Where a line contains the word "bottom", copy that line.

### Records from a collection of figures
______

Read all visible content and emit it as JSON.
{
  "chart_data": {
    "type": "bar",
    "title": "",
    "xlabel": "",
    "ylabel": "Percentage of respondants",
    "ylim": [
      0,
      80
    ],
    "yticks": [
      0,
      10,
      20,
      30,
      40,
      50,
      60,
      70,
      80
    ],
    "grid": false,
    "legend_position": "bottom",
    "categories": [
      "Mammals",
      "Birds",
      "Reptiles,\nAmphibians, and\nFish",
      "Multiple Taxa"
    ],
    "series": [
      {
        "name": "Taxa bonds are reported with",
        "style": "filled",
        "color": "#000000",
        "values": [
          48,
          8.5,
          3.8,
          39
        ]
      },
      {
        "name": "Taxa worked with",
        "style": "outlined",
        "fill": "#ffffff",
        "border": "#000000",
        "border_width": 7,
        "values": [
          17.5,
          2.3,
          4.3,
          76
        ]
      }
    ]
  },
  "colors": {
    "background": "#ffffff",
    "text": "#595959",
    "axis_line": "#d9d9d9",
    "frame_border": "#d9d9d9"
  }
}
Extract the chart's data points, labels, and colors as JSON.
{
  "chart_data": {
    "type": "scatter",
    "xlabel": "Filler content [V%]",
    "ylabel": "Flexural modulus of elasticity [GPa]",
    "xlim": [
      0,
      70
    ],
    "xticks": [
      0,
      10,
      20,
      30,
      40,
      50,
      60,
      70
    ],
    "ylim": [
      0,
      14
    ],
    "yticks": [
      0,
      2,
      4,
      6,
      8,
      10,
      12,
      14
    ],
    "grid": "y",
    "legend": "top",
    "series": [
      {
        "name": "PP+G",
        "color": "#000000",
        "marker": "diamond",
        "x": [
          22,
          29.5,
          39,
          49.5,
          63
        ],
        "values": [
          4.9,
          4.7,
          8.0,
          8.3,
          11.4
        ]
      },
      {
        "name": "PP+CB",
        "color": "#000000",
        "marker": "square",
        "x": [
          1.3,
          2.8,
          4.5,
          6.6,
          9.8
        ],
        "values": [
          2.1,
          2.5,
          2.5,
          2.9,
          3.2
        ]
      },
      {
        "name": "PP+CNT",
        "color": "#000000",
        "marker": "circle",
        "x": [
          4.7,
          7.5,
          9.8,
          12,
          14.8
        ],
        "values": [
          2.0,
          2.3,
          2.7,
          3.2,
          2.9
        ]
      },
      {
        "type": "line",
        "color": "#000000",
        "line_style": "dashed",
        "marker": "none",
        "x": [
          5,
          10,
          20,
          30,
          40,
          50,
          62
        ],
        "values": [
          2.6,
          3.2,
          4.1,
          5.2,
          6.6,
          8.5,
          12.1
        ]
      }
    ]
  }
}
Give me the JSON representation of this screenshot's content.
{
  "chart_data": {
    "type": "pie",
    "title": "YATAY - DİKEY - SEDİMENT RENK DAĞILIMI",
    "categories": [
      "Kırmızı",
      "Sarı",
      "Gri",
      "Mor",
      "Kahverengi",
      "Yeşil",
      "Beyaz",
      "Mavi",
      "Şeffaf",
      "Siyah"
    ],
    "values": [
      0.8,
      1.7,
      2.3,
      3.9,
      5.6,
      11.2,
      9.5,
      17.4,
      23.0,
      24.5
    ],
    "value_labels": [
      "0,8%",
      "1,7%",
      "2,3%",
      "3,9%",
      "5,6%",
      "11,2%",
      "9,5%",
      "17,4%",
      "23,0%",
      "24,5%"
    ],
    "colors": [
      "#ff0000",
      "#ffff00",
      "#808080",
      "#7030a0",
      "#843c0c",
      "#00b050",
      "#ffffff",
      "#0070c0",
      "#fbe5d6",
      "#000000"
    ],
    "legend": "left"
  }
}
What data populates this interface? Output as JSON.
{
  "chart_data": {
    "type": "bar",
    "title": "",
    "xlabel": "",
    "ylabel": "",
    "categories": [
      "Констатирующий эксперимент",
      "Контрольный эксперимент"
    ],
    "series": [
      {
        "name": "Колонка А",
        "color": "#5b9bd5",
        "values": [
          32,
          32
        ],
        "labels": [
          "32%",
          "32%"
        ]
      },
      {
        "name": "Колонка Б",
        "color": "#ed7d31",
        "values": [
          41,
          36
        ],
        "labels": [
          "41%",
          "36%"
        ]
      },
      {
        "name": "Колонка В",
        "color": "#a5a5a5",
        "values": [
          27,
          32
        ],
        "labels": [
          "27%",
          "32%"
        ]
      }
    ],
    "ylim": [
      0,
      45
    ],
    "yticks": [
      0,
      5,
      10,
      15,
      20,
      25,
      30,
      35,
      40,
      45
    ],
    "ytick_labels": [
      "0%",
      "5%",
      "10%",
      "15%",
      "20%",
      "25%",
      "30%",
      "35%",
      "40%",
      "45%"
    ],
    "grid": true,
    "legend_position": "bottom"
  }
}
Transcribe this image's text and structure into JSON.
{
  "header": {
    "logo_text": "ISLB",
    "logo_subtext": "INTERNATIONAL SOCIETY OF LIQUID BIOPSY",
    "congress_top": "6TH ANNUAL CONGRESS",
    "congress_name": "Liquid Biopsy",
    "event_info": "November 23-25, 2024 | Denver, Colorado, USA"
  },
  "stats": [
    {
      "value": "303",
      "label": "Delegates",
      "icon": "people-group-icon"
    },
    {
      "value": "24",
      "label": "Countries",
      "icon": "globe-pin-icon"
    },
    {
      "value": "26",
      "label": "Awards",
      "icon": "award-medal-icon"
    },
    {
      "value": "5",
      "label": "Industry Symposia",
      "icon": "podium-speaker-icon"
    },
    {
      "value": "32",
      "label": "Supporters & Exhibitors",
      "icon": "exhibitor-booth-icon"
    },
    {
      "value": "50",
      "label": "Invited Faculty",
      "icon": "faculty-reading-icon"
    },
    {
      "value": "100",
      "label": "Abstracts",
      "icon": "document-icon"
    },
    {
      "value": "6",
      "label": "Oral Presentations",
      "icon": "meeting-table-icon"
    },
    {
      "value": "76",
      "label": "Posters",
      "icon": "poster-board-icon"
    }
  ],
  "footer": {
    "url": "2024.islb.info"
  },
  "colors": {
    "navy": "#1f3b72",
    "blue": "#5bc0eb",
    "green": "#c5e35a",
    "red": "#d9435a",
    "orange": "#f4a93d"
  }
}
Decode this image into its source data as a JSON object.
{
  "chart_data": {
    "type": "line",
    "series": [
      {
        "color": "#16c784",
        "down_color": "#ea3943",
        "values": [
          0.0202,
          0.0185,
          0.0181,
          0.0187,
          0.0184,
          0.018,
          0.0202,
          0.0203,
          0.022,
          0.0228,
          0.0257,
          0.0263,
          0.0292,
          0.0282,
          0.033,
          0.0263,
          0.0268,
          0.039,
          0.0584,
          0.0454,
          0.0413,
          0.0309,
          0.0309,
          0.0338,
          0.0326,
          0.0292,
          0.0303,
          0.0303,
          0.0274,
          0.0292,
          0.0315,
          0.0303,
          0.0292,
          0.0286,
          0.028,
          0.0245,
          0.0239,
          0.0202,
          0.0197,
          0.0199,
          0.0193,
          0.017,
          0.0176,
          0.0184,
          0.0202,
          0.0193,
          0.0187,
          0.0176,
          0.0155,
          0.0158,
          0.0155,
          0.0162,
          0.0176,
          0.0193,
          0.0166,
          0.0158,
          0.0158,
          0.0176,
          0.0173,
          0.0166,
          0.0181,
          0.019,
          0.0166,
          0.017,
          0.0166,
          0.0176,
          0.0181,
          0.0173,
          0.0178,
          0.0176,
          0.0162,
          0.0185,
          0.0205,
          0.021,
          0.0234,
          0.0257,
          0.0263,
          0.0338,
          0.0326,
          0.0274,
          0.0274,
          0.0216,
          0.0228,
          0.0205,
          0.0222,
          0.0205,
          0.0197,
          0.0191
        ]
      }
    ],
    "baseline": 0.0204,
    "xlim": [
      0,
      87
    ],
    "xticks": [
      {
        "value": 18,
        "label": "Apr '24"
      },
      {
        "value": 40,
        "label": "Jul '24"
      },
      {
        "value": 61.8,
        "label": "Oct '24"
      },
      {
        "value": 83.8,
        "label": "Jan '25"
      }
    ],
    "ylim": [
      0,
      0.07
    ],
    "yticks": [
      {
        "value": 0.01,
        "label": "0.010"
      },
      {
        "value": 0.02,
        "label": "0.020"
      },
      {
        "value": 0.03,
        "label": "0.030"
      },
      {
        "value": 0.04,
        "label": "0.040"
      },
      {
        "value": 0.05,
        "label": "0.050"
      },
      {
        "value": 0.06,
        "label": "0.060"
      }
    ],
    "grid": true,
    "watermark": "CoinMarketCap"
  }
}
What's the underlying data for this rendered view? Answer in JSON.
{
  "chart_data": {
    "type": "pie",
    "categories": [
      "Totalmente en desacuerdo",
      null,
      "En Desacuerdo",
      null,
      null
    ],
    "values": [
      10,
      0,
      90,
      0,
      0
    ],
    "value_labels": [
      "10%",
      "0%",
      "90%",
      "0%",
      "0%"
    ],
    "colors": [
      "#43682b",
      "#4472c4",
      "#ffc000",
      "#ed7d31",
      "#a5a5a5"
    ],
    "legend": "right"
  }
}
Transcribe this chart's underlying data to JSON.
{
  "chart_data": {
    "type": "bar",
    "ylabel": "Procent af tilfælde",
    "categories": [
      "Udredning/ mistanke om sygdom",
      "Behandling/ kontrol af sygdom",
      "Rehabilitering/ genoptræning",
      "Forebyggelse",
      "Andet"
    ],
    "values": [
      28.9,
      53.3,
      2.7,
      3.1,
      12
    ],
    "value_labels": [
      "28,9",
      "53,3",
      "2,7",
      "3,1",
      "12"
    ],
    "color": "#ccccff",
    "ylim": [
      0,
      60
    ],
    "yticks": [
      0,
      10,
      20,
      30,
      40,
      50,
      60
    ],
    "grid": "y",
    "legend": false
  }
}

______

### Answer for the task
    "legend_position": "bottom",
    "legend_position": "bottom"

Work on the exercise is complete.